**Saved data entries**
******

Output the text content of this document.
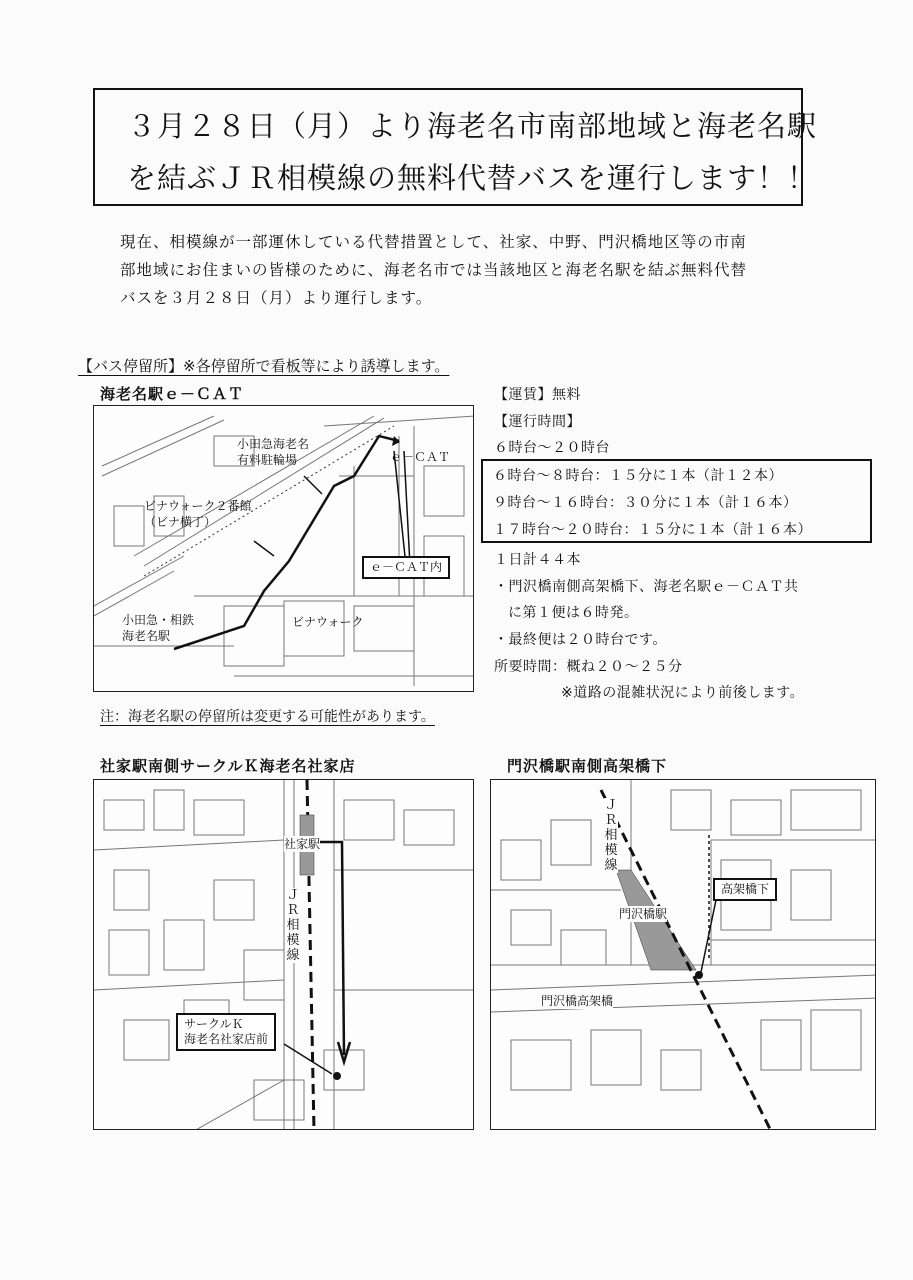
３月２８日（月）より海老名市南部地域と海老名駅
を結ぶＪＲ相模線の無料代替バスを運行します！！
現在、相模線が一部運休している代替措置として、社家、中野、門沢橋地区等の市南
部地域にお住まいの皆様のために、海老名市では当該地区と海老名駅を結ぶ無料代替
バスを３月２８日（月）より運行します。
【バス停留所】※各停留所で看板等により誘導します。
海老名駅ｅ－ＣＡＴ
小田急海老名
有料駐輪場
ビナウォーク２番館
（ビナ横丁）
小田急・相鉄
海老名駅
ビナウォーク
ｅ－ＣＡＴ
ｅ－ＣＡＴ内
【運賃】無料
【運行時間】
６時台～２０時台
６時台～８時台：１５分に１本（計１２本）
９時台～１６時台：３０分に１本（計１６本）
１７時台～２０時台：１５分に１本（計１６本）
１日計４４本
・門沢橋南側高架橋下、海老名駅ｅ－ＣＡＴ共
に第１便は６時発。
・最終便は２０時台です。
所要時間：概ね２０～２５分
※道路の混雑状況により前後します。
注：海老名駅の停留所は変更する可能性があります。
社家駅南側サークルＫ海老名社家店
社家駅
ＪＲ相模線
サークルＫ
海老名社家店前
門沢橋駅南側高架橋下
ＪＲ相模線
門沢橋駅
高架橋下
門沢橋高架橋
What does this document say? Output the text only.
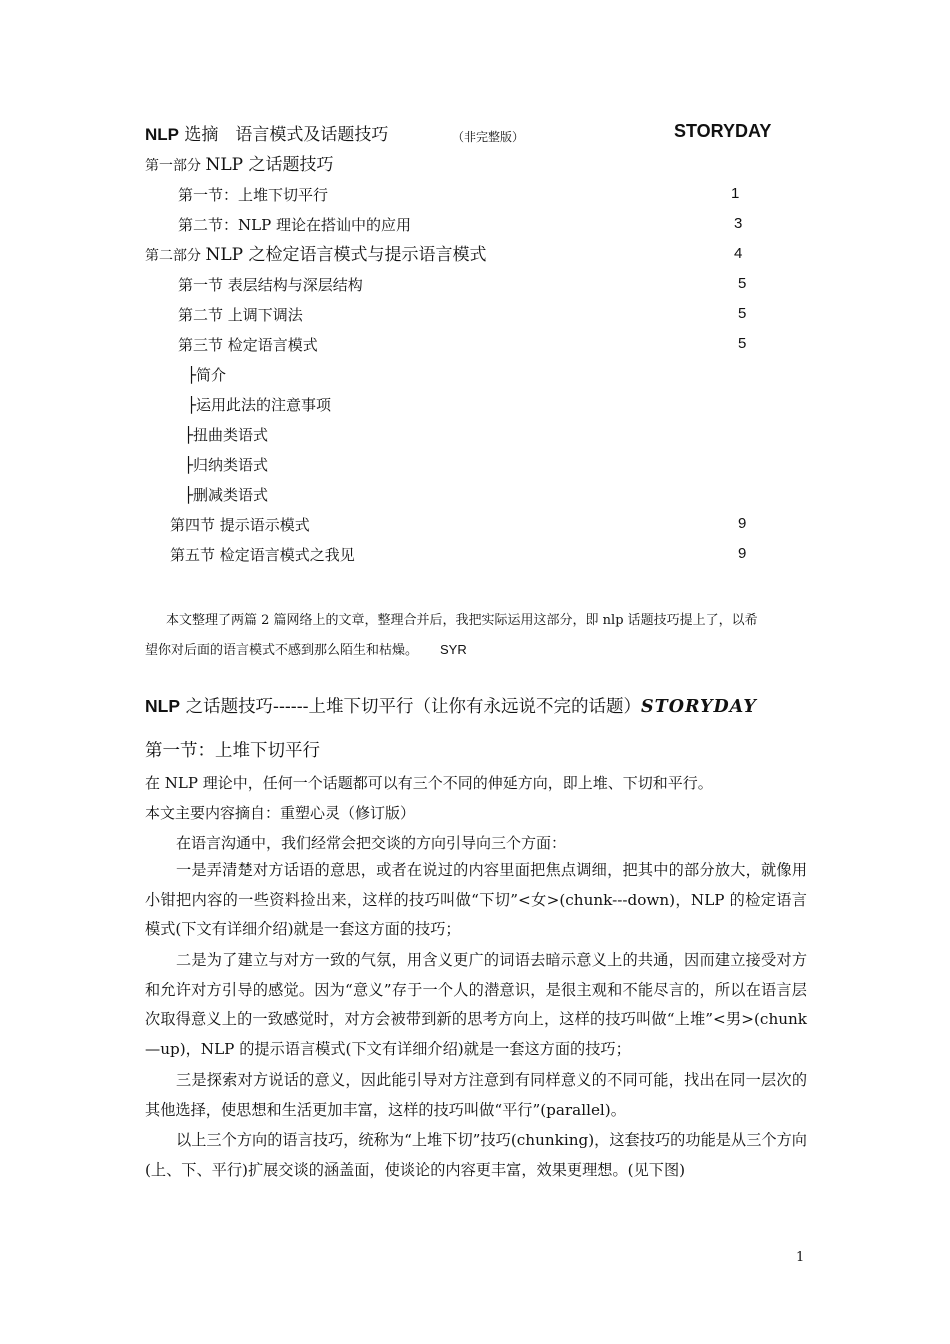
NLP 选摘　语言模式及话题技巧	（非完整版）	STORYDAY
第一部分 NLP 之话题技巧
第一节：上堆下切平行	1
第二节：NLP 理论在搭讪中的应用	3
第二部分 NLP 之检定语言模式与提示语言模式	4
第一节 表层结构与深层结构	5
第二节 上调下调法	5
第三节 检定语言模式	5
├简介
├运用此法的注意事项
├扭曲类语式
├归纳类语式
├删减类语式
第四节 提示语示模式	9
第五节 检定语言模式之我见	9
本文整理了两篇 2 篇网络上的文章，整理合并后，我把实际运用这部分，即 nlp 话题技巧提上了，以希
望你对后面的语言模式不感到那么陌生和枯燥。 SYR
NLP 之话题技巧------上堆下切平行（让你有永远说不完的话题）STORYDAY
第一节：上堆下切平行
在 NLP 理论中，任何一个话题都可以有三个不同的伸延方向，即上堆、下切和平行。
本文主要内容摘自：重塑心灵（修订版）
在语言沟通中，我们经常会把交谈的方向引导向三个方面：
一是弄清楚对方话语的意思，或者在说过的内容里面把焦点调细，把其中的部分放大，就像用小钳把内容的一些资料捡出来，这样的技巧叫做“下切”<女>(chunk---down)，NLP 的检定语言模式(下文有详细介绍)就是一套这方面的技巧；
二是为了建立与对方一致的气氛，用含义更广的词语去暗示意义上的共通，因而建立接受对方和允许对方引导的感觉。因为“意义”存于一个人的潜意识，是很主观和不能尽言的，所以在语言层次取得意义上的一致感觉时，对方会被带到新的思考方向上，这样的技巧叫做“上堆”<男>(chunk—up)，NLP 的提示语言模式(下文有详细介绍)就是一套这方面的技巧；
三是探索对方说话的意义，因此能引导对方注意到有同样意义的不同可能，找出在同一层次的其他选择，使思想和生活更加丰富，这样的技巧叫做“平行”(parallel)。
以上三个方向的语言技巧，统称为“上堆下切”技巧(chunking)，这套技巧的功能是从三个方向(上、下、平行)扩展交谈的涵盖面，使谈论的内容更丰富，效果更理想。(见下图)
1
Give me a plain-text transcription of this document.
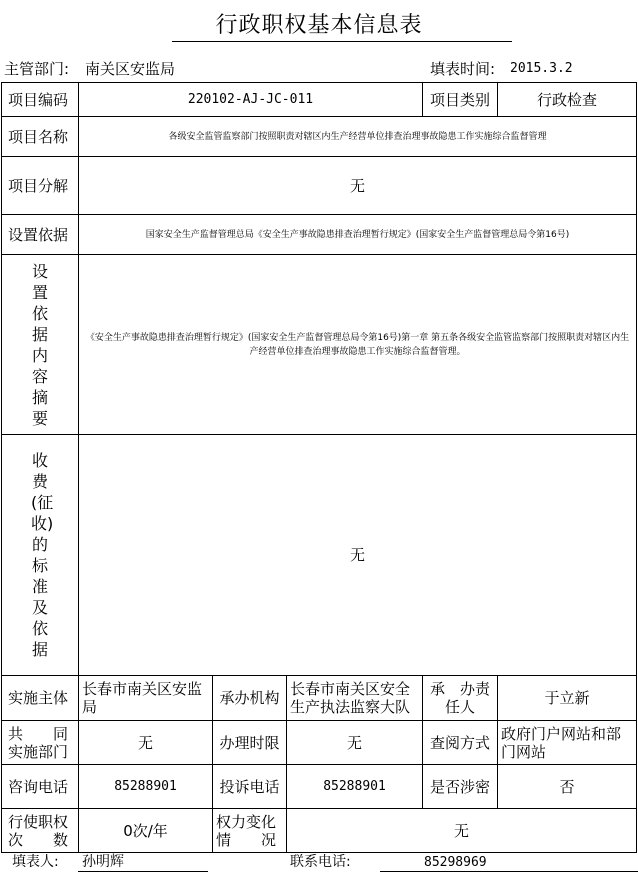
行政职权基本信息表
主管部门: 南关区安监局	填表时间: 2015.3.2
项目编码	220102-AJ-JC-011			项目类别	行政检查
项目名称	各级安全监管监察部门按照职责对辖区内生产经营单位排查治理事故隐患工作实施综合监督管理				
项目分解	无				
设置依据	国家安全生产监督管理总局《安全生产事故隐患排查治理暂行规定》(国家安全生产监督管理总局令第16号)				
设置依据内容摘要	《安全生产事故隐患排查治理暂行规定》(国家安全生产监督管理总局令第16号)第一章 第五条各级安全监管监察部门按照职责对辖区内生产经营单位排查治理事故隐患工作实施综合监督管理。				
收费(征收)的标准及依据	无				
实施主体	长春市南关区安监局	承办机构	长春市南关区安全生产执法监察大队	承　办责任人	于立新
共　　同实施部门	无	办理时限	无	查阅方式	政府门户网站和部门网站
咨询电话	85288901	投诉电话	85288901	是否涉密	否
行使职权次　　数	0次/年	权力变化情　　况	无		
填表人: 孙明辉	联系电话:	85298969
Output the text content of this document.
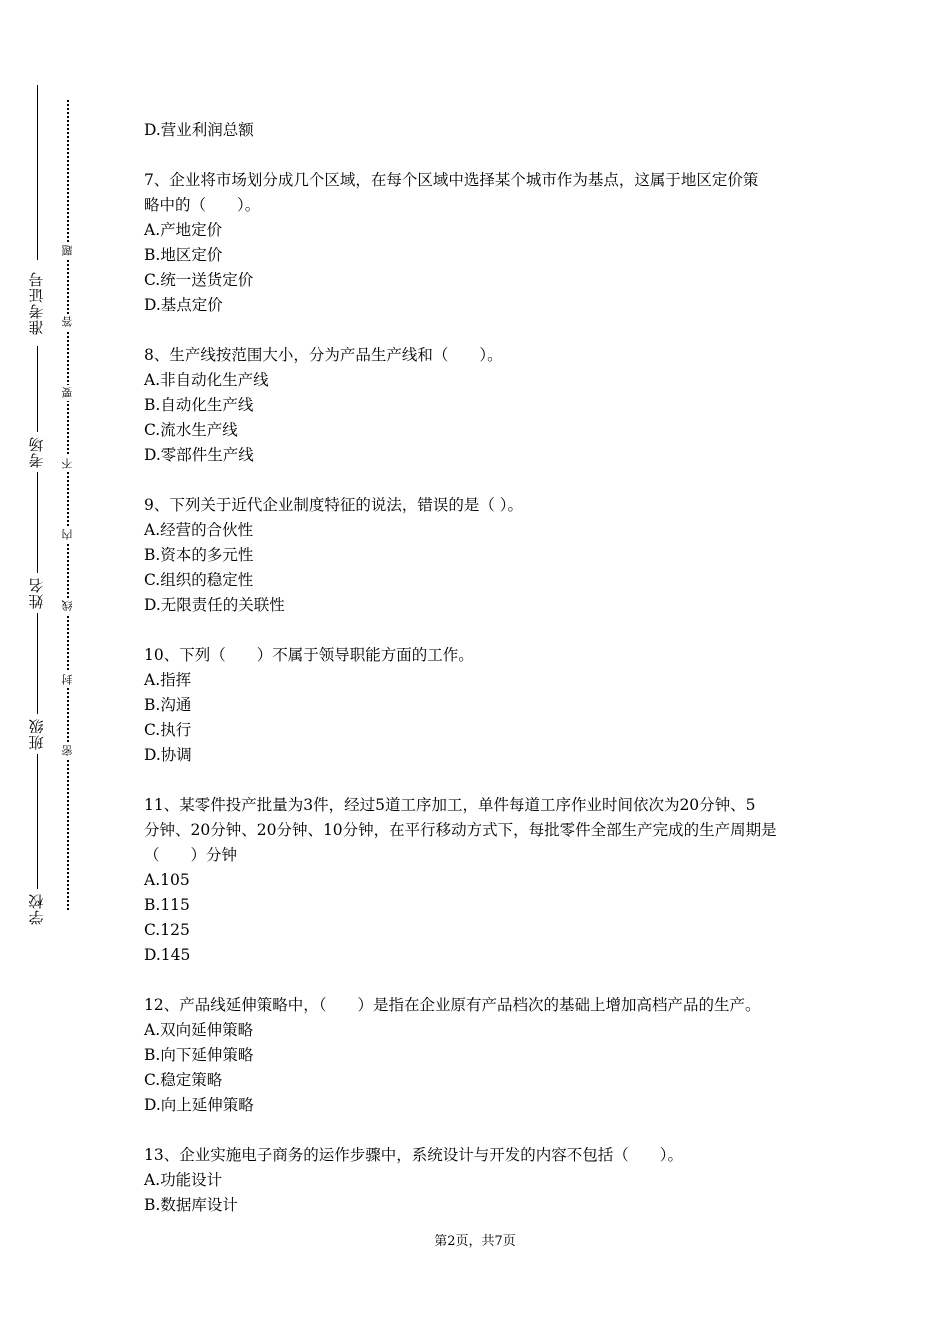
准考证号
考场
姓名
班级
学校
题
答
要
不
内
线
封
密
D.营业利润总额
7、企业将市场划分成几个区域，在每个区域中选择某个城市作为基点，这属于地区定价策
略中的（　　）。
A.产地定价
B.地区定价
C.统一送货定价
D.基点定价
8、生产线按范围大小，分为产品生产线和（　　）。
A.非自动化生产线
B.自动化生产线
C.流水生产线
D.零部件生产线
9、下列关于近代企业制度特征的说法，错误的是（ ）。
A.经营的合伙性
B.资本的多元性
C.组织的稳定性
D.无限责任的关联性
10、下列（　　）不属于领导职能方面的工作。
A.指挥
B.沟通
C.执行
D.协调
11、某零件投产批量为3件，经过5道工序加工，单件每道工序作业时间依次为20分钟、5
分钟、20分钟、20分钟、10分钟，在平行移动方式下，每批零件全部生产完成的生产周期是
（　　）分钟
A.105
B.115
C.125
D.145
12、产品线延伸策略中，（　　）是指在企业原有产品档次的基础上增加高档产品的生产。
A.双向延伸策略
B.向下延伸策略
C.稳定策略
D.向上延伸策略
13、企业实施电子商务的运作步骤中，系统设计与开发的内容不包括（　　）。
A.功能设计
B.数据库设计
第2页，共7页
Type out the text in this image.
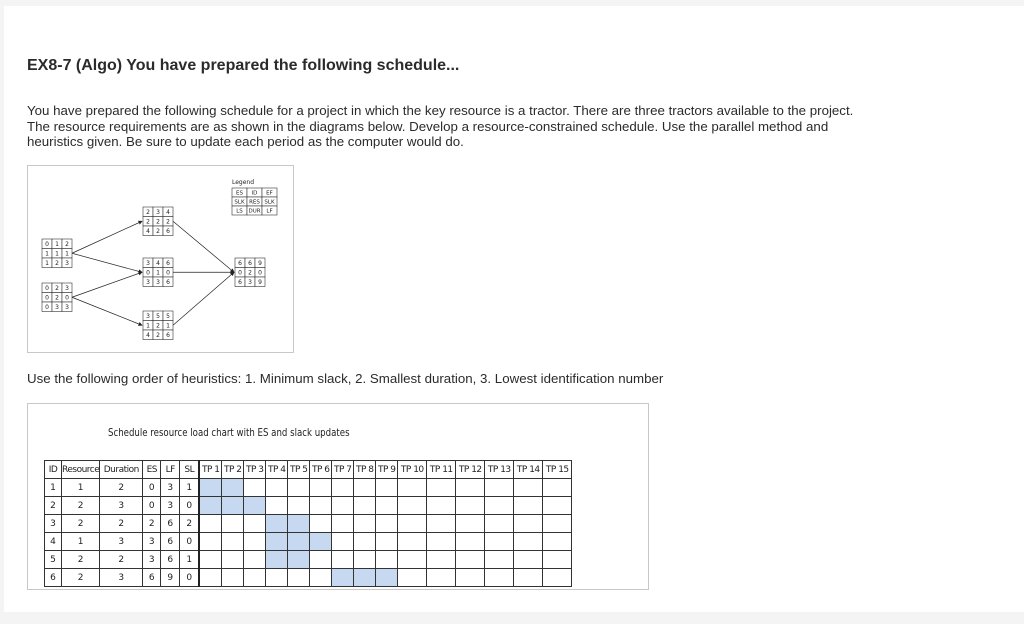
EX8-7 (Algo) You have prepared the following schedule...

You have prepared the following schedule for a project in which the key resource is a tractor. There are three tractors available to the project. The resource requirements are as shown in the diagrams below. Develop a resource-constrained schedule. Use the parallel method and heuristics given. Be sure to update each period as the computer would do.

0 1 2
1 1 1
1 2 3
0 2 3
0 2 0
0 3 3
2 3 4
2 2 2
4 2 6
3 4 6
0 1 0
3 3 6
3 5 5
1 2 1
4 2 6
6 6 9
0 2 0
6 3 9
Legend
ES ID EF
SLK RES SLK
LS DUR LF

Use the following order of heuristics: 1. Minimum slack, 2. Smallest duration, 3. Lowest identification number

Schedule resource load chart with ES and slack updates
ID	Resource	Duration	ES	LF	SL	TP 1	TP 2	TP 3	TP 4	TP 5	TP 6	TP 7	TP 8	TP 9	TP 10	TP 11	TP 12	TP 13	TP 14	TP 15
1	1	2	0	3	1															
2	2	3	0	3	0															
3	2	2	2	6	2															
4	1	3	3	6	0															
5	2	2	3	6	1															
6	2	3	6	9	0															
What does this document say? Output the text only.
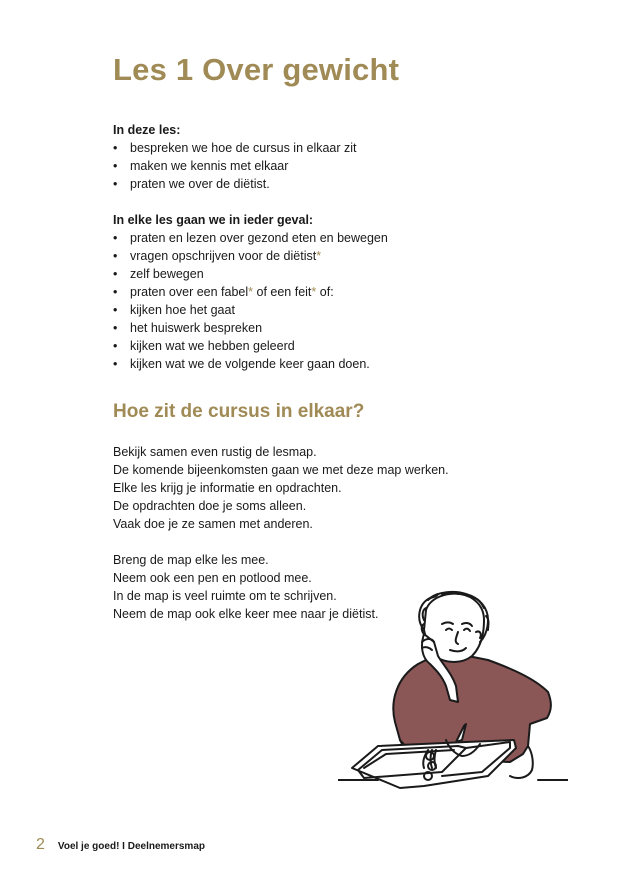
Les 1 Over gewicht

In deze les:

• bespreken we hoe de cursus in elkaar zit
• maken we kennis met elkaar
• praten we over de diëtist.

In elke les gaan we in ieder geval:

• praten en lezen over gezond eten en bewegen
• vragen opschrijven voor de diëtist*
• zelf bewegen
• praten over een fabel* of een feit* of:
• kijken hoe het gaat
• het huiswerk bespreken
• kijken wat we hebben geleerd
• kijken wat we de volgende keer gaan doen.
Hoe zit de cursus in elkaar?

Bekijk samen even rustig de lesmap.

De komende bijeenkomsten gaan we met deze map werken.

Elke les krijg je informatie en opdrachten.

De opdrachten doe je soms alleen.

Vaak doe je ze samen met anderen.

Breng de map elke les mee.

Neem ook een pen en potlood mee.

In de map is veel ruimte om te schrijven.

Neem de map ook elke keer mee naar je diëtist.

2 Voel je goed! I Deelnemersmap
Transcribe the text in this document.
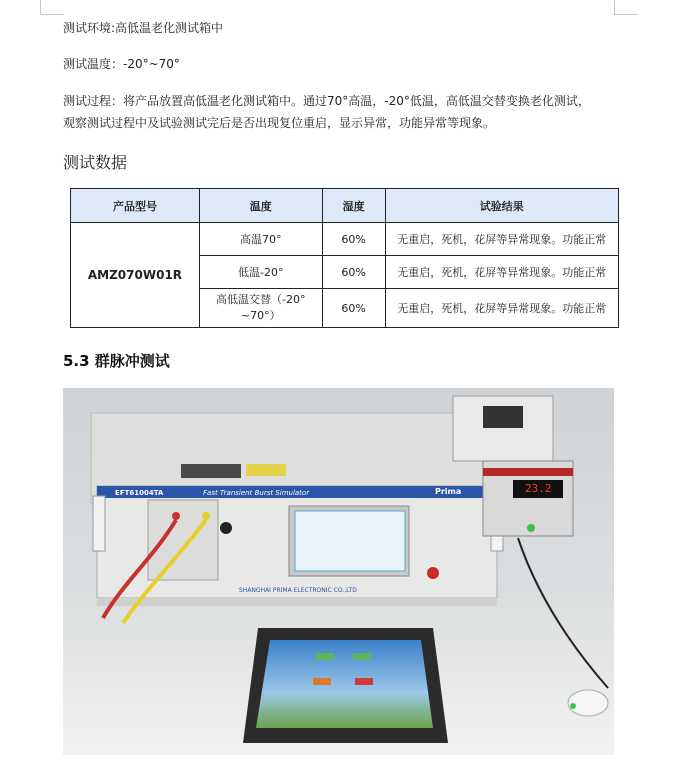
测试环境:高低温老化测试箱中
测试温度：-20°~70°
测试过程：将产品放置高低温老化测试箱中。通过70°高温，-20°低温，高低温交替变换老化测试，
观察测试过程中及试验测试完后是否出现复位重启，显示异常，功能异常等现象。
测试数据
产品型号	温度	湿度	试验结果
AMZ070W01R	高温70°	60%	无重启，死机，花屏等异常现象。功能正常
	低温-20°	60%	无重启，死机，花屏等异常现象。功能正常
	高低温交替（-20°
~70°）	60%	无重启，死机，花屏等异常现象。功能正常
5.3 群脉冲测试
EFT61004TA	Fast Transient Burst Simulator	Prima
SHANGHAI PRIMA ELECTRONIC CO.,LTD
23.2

******

**Task goal**
Using the listing above, show each line holding the string "cursus".

**Solution to this exercise**
• bespreken we hoe de cursus in elkaar zit
Hoe zit de cursus in elkaar?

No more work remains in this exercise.